Task details: Copy out each line of the data that holds the word "Local".

Given records:

· · · ·

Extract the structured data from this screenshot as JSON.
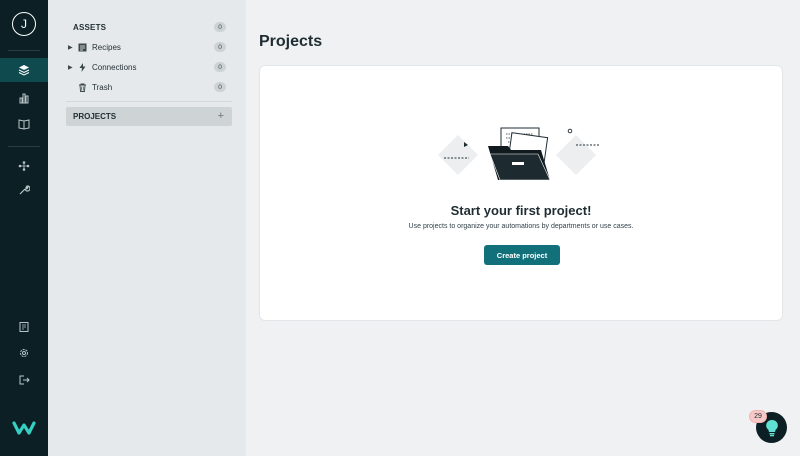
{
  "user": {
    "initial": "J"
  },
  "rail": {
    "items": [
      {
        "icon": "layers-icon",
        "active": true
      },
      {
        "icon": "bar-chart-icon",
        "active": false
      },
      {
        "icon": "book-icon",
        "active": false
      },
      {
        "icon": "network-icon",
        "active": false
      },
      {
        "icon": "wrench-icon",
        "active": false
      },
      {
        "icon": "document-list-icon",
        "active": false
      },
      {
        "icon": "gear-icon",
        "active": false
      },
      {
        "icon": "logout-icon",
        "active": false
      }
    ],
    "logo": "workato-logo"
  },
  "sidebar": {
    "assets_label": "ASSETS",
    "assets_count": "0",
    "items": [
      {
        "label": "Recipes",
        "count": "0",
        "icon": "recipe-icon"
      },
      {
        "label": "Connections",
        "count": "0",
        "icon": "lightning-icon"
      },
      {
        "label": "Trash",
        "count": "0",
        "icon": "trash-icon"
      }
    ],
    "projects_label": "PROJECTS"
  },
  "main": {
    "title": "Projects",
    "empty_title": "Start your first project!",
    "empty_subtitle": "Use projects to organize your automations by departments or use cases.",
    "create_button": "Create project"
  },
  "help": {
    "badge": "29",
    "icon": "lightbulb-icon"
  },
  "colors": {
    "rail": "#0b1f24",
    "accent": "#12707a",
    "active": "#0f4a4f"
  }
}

· · · ·

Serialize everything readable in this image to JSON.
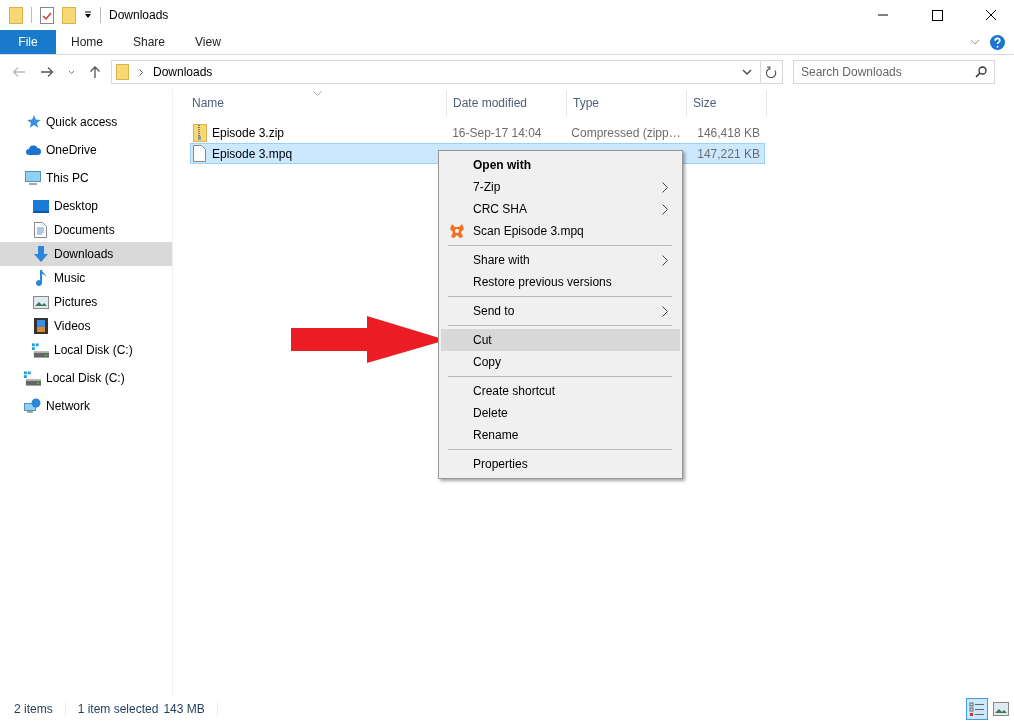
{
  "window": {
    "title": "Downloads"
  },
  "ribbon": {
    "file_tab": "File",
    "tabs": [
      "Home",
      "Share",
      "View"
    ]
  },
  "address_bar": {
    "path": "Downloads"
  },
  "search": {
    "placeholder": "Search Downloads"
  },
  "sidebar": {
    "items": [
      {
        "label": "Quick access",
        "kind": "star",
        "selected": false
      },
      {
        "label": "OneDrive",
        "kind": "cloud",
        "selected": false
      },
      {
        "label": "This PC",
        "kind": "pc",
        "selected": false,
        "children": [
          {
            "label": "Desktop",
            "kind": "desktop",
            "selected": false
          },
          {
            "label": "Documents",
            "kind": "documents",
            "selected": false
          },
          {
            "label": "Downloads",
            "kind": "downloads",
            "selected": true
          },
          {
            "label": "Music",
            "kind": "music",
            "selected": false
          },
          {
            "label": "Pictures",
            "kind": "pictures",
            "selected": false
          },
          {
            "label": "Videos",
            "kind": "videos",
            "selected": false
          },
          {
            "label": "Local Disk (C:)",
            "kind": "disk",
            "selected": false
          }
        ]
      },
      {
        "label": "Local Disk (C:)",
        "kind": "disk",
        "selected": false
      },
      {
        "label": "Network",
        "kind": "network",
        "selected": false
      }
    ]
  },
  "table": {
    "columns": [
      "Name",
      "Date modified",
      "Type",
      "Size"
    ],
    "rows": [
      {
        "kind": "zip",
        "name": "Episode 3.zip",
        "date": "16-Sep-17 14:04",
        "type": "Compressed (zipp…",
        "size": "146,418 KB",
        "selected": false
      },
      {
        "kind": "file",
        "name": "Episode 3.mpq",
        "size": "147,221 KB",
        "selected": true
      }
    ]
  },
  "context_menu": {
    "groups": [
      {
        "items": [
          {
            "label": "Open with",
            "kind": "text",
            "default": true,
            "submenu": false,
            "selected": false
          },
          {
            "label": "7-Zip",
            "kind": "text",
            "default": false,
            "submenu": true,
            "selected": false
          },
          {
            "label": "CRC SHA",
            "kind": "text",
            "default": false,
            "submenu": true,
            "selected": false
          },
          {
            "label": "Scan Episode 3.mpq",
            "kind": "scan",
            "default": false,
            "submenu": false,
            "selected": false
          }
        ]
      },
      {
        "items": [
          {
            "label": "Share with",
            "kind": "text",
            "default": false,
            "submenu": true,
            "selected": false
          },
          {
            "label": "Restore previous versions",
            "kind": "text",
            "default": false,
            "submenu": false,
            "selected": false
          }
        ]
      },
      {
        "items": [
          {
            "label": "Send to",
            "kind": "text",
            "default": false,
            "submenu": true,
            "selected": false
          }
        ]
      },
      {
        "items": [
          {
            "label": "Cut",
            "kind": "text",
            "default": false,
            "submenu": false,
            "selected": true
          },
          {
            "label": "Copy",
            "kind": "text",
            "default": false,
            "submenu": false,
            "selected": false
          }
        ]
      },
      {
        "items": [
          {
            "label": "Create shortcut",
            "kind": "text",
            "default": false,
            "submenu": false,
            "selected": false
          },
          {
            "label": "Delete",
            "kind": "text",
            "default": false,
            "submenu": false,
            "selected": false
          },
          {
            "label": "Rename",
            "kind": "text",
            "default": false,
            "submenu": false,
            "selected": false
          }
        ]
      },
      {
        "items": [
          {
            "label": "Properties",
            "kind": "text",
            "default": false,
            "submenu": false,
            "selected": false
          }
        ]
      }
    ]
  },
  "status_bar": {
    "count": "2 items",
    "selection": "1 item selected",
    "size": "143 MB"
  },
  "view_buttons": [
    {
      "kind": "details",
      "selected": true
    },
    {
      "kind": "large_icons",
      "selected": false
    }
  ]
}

· · · ·

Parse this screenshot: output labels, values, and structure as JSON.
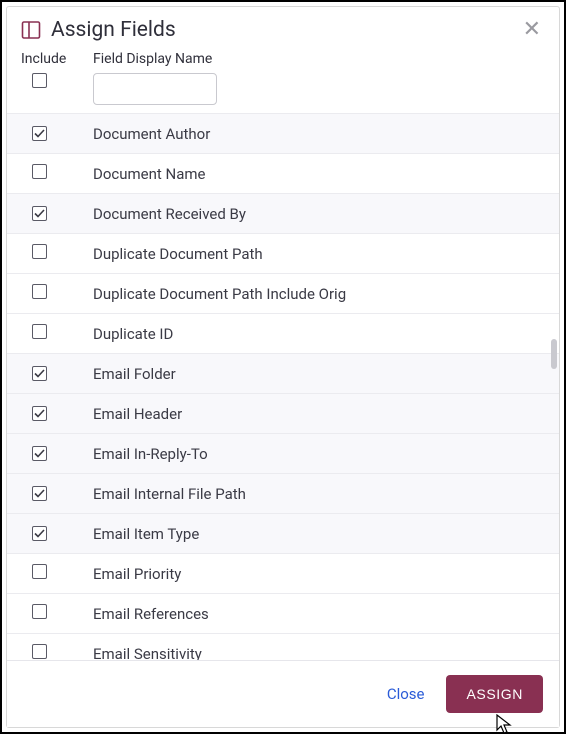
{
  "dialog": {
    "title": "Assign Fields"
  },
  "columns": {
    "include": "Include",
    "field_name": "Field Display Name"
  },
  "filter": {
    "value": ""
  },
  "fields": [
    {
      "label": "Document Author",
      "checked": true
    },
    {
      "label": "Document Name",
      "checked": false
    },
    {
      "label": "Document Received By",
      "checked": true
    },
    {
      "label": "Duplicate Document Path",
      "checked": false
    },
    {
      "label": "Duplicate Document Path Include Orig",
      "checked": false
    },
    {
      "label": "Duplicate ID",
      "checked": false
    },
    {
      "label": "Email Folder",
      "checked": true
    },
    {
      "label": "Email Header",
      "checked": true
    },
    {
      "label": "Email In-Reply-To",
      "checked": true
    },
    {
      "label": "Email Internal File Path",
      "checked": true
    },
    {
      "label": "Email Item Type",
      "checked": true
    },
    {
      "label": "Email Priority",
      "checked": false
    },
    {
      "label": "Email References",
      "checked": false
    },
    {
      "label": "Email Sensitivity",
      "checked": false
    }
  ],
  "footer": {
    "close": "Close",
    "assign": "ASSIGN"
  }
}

· · · ·

Solution to this problem:
            "label": "Local Disk (C:)",
        "label": "Local Disk (C:)",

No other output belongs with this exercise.